- _Exercise_
In the records below, find each line with the word "city" and copy it.

--- Start of Data supplied ---

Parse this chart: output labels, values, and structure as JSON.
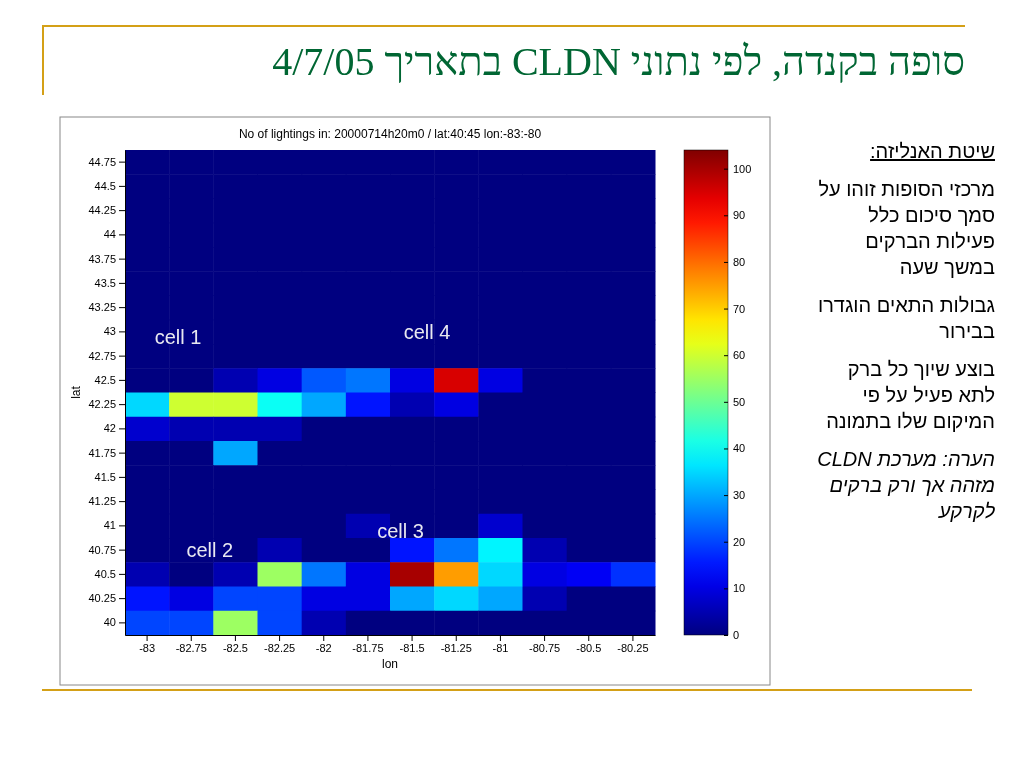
{
  "chart_data": {
    "type": "heatmap",
    "title": "סופה בקנדה, לפי נתוני CLDN בתאריך 4/7/05",
    "subtitle": "No of lightings in: 20000714h20m0 /  lat:40:45 lon:-83:-80",
    "xlabel": "lon",
    "ylabel": "lat",
    "categories": [
      "-83",
      "-82.75",
      "-82.5",
      "-82.25",
      "-82",
      "-81.75",
      "-81.5",
      "-81.25",
      "-81",
      "-80.75",
      "-80.5",
      "-80.25"
    ],
    "y_categories": [
      "44.75",
      "44.5",
      "44.25",
      "44",
      "43.75",
      "43.5",
      "43.25",
      "43",
      "42.75",
      "42.5",
      "42.25",
      "42",
      "41.75",
      "41.5",
      "41.25",
      "41",
      "40.75",
      "40.5",
      "40.25",
      "40"
    ],
    "cells": [
      [
        0,
        0,
        0,
        0,
        0,
        0,
        0,
        0,
        0,
        0,
        0,
        0
      ],
      [
        0,
        0,
        0,
        0,
        0,
        0,
        0,
        0,
        0,
        0,
        0,
        0
      ],
      [
        0,
        0,
        0,
        0,
        0,
        0,
        0,
        0,
        0,
        0,
        0,
        0
      ],
      [
        0,
        0,
        0,
        0,
        0,
        0,
        0,
        0,
        0,
        0,
        0,
        0
      ],
      [
        0,
        0,
        0,
        0,
        0,
        0,
        0,
        0,
        0,
        0,
        0,
        0
      ],
      [
        0,
        0,
        0,
        0,
        0,
        0,
        0,
        0,
        0,
        0,
        0,
        0
      ],
      [
        0,
        0,
        0,
        0,
        0,
        0,
        0,
        0,
        0,
        0,
        0,
        0
      ],
      [
        0,
        0,
        0,
        0,
        0,
        0,
        0,
        0,
        0,
        0,
        0,
        0
      ],
      [
        0,
        0,
        0,
        0,
        0,
        0,
        0,
        0,
        0,
        0,
        0,
        0
      ],
      [
        0,
        0,
        5,
        10,
        22,
        25,
        10,
        95,
        10,
        0,
        0,
        0
      ],
      [
        35,
        60,
        60,
        40,
        30,
        15,
        5,
        10,
        0,
        0,
        0,
        0
      ],
      [
        8,
        5,
        5,
        5,
        0,
        0,
        0,
        0,
        0,
        0,
        0,
        0
      ],
      [
        0,
        0,
        30,
        0,
        0,
        0,
        0,
        0,
        0,
        0,
        0,
        0
      ],
      [
        0,
        0,
        0,
        0,
        0,
        0,
        0,
        0,
        0,
        0,
        0,
        0
      ],
      [
        0,
        0,
        0,
        0,
        0,
        0,
        0,
        0,
        0,
        0,
        0,
        0
      ],
      [
        0,
        0,
        0,
        0,
        0,
        5,
        0,
        0,
        8,
        0,
        0,
        0
      ],
      [
        0,
        0,
        0,
        5,
        0,
        0,
        15,
        25,
        38,
        5,
        0,
        0
      ],
      [
        5,
        0,
        5,
        55,
        25,
        10,
        100,
        75,
        35,
        10,
        12,
        18
      ],
      [
        15,
        10,
        20,
        20,
        10,
        10,
        30,
        35,
        30,
        5,
        0,
        0
      ],
      [
        20,
        20,
        55,
        20,
        5,
        0,
        0,
        0,
        0,
        0,
        0,
        0
      ]
    ],
    "clim": [
      0,
      104
    ],
    "cticks": [
      0,
      10,
      20,
      30,
      40,
      50,
      60,
      70,
      80,
      90,
      100
    ],
    "annotations": [
      "cell 1",
      "cell 4",
      "cell 2",
      "cell 3",
      "שיטת האנליזה:",
      "מרכזי הסופות זוהו על סמך סיכום כלל פעילות הברקים במשך שעה",
      "גבולות התאים הוגדרו בבירור",
      "בוצע שיוך כל ברק לתא פעיל על פי המיקום שלו בתמונה",
      "הערה: מערכת CLDN מזהה אך ורק ברקים לקרקע"
    ]
  }
}
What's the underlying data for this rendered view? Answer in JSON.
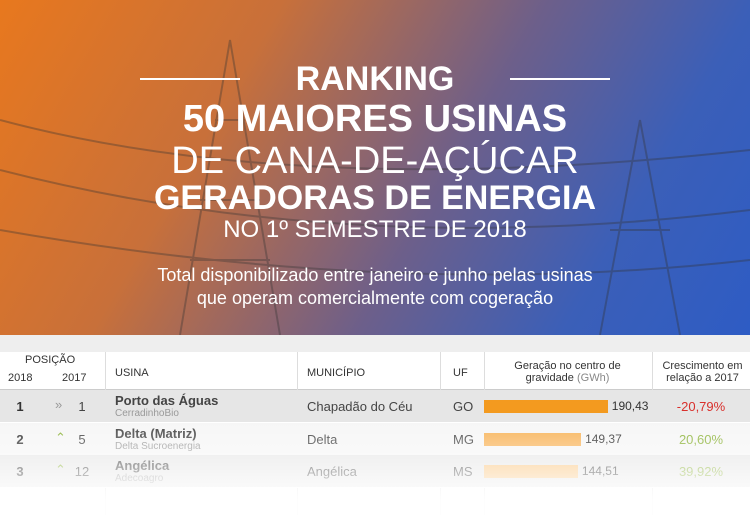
{
  "header": {
    "title_lines": [
      "RANKING",
      "50 MAIORES USINAS",
      "DE CANA-DE-AÇÚCAR",
      "GERADORAS DE ENERGIA",
      "NO 1º SEMESTRE DE 2018"
    ],
    "subtitle": "Total disponibilizado entre janeiro e junho pelas usinas que operam comercialmente com cogeração"
  },
  "table": {
    "columns": {
      "position": "POSIÇÃO",
      "year_2018": "2018",
      "year_2017": "2017",
      "plant": "USINA",
      "city": "MUNICÍPIO",
      "state": "UF",
      "generation": "Geração no centro de gravidade",
      "generation_unit": "(GWh)",
      "growth": "Crescimento em relação a 2017"
    },
    "rows": [
      {
        "rank_2018": 1,
        "rank_2017": 1,
        "plant": "Porto das Águas",
        "company": "CerradinhoBio",
        "city": "Chapadão do Céu",
        "state": "GO",
        "generation": {
          "value": 190.43,
          "label": "190,43"
        },
        "growth": "-20,79%"
      },
      {
        "rank_2018": 2,
        "rank_2017": 5,
        "plant": "Delta (Matriz)",
        "company": "Delta Sucroenergia",
        "city": "Delta",
        "state": "MG",
        "generation": {
          "value": 149.37,
          "label": "149,37"
        },
        "growth": "20,60%"
      },
      {
        "rank_2018": 3,
        "rank_2017": 12,
        "plant": "Angélica",
        "company": "Adecoagro",
        "city": "Angélica",
        "state": "MS",
        "generation": {
          "value": 144.51,
          "label": "144,51"
        },
        "growth": "39,92%"
      }
    ]
  }
}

--- End of Data supplied ---

- _Worked solution_
      "city": "MUNICÍPIO",
        "city": "Chapadão do Céu",
        "city": "Delta",
        "city": "Angélica",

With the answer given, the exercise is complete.